- **Your instructions**
Rewrite the listing as a Markdown table with the columns Row and Line, starting at the first line and stopping after the line that contains "- bullet-plus-icon: [44, 168, 56, 180]". Number each row, put the line's text beside it, and leave out any blank lines.

"""

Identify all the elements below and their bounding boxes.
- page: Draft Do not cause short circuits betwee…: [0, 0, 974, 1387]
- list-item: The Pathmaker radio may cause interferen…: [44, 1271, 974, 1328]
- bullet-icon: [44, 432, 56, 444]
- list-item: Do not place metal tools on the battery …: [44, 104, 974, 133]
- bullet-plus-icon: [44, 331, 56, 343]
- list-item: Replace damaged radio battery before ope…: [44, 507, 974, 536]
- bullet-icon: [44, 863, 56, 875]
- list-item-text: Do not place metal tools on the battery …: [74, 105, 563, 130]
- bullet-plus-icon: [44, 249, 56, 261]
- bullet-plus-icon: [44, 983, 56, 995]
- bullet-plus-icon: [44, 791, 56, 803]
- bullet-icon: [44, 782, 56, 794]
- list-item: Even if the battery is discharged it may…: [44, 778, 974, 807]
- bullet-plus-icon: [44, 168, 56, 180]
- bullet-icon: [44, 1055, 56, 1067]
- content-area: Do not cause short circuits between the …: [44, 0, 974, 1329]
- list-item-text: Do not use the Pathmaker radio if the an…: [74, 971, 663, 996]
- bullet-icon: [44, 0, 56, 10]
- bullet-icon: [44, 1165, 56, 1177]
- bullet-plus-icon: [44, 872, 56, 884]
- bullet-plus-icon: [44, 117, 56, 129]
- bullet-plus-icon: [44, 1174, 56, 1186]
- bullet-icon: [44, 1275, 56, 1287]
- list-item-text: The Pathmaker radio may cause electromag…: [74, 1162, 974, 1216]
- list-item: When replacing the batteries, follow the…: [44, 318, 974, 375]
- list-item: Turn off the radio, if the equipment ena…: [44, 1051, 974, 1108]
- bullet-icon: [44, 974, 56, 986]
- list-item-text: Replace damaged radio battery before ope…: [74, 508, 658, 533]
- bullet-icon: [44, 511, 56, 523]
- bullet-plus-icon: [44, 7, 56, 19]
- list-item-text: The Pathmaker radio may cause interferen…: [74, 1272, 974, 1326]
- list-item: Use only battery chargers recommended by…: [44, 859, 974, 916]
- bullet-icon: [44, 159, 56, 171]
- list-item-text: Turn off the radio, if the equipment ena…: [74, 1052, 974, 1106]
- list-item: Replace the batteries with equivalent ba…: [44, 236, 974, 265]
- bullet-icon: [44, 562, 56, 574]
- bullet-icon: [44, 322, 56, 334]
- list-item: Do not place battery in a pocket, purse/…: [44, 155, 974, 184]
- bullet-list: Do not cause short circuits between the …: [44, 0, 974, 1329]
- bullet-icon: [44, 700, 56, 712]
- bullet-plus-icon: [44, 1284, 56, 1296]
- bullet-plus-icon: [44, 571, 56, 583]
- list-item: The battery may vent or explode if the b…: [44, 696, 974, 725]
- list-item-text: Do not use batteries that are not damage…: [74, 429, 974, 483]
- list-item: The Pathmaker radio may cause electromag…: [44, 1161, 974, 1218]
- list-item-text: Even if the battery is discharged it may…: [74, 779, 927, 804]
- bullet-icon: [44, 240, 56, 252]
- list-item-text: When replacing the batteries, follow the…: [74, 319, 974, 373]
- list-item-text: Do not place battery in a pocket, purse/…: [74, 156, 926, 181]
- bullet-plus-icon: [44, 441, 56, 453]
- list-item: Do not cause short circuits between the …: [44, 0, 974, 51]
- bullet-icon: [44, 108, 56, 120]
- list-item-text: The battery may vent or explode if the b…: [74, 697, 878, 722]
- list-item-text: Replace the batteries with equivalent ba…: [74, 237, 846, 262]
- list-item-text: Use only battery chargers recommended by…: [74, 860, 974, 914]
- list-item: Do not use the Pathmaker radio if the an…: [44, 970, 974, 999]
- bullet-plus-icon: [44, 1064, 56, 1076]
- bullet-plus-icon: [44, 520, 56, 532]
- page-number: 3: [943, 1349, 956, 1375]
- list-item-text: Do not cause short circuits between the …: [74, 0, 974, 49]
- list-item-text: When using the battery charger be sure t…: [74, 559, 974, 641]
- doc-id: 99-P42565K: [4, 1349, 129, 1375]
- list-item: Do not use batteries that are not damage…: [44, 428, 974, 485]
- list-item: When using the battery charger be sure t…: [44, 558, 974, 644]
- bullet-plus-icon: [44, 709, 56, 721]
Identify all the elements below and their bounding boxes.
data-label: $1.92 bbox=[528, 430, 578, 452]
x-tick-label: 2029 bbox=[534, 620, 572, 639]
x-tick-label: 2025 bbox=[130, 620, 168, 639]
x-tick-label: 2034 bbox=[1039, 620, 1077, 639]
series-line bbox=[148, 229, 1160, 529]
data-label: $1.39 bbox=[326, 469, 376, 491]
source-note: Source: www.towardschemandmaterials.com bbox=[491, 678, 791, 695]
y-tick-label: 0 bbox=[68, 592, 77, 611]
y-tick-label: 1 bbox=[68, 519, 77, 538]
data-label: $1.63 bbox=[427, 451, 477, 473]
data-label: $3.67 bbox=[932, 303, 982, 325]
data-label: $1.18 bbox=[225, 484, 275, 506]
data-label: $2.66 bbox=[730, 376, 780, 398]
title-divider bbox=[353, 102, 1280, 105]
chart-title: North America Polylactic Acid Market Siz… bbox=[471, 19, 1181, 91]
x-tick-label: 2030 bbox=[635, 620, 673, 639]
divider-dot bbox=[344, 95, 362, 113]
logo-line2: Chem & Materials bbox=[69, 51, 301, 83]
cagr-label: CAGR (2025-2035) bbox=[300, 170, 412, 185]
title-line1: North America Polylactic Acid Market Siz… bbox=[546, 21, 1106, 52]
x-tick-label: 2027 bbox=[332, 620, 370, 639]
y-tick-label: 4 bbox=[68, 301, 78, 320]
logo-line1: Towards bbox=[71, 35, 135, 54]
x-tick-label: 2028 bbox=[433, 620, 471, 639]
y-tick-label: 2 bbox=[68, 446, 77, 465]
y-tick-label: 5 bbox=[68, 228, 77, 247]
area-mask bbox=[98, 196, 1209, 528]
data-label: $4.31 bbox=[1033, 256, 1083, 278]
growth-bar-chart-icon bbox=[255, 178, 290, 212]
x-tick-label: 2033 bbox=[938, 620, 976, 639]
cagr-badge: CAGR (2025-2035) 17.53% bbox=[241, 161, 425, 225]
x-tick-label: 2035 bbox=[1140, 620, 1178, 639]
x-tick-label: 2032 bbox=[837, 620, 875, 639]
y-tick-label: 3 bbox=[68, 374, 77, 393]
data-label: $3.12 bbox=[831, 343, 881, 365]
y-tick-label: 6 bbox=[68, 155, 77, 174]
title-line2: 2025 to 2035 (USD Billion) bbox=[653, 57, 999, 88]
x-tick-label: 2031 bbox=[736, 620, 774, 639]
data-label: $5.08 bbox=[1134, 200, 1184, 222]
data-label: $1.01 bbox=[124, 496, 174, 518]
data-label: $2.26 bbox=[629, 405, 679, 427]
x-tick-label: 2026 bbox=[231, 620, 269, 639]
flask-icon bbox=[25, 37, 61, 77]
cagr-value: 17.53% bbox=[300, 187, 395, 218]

"""

- **Task result**
| Row | Line |
|---|---|
| 1 | Identify all the elements below and their bounding boxes. |
| 2 | - page: Draft Do not cause short circuits betwee…: [0, 0, 974, 1387] |
| 3 | - list-item: The Pathmaker radio may cause interferen…: [44, 1271, 974, 1328] |
| 4 | - bullet-icon: [44, 432, 56, 444] |
| 5 | - list-item: Do not place metal tools on the battery …: [44, 104, 974, 133] |
| 6 | - bullet-plus-icon: [44, 331, 56, 343] |
| 7 | - list-item: Replace damaged radio battery before ope…: [44, 507, 974, 536] |
| 8 | - bullet-icon: [44, 863, 56, 875] |
| 9 | - list-item-text: Do not place metal tools on the battery …: [74, 105, 563, 130] |
| 10 | - bullet-plus-icon: [44, 249, 56, 261] |
| 11 | - bullet-plus-icon: [44, 983, 56, 995] |
| 12 | - bullet-plus-icon: [44, 791, 56, 803] |
| 13 | - bullet-icon: [44, 782, 56, 794] |
| 14 | - list-item: Even if the battery is discharged it may…: [44, 778, 974, 807] |
| 15 | - bullet-plus-icon: [44, 168, 56, 180] |